* **WORK TO BE COMPLETED**
Take the entries below and print all of them exactly, please.

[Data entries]
== == ==
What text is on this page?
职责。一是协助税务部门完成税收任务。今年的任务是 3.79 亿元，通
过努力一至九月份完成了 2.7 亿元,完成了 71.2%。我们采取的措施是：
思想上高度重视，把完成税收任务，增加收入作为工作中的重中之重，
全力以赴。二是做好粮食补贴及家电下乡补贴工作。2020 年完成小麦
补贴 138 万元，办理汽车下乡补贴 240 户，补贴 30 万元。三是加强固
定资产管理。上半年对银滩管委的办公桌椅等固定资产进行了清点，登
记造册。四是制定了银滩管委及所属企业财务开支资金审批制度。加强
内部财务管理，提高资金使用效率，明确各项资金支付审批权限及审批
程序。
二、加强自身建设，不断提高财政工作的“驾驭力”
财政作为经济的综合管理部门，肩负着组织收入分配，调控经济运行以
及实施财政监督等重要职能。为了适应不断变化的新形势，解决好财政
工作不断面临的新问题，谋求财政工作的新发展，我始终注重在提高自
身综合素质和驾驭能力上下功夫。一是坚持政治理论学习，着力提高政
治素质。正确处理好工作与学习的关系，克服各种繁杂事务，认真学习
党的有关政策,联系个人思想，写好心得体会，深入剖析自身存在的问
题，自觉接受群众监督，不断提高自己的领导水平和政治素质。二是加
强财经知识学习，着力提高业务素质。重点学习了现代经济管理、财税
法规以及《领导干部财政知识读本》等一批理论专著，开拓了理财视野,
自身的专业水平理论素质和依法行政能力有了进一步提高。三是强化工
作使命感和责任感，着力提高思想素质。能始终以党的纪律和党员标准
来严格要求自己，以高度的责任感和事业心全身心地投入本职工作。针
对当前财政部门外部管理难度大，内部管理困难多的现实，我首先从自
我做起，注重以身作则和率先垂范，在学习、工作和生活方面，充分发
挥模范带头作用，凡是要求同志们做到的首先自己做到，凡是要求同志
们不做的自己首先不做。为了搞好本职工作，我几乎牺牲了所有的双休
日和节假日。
== == ==
* **FULL OUTPUT**
What text is on this page?
职责。一是协助税务部门完成税收任务。今年的任务是 3.79 亿元，通
过努力一至九月份完成了 2.7 亿元,完成了 71.2%。我们采取的措施是：
思想上高度重视，把完成税收任务，增加收入作为工作中的重中之重，
全力以赴。二是做好粮食补贴及家电下乡补贴工作。2020 年完成小麦
补贴 138 万元，办理汽车下乡补贴 240 户，补贴 30 万元。三是加强固
定资产管理。上半年对银滩管委的办公桌椅等固定资产进行了清点，登
记造册。四是制定了银滩管委及所属企业财务开支资金审批制度。加强
内部财务管理，提高资金使用效率，明确各项资金支付审批权限及审批
程序。
二、加强自身建设，不断提高财政工作的“驾驭力”
财政作为经济的综合管理部门，肩负着组织收入分配，调控经济运行以
及实施财政监督等重要职能。为了适应不断变化的新形势，解决好财政
工作不断面临的新问题，谋求财政工作的新发展，我始终注重在提高自
身综合素质和驾驭能力上下功夫。一是坚持政治理论学习，着力提高政
治素质。正确处理好工作与学习的关系，克服各种繁杂事务，认真学习
党的有关政策,联系个人思想，写好心得体会，深入剖析自身存在的问
题，自觉接受群众监督，不断提高自己的领导水平和政治素质。二是加
强财经知识学习，着力提高业务素质。重点学习了现代经济管理、财税
法规以及《领导干部财政知识读本》等一批理论专著，开拓了理财视野,
自身的专业水平理论素质和依法行政能力有了进一步提高。三是强化工
作使命感和责任感，着力提高思想素质。能始终以党的纪律和党员标准
来严格要求自己，以高度的责任感和事业心全身心地投入本职工作。针
对当前财政部门外部管理难度大，内部管理困难多的现实，我首先从自
我做起，注重以身作则和率先垂范，在学习、工作和生活方面，充分发
挥模范带头作用，凡是要求同志们做到的首先自己做到，凡是要求同志
们不做的自己首先不做。为了搞好本职工作，我几乎牺牲了所有的双休
日和节假日。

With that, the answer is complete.